## [GOAL]
Tally the lines containing the word "label" and give the total alone.

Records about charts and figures
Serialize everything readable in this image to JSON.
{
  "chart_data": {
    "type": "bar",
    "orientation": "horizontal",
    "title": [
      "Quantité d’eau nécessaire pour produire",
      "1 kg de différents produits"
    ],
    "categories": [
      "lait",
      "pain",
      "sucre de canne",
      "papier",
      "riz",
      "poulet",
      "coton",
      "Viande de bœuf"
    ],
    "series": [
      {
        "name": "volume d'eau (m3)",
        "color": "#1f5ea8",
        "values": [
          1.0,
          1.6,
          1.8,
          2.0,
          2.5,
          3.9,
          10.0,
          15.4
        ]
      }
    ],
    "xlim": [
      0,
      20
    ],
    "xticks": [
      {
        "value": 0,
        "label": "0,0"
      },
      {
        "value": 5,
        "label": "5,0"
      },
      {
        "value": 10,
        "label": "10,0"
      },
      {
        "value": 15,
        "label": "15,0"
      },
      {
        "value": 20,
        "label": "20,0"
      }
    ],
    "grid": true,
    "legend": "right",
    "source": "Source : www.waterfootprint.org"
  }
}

## [EXERCISE RESPONSE]
5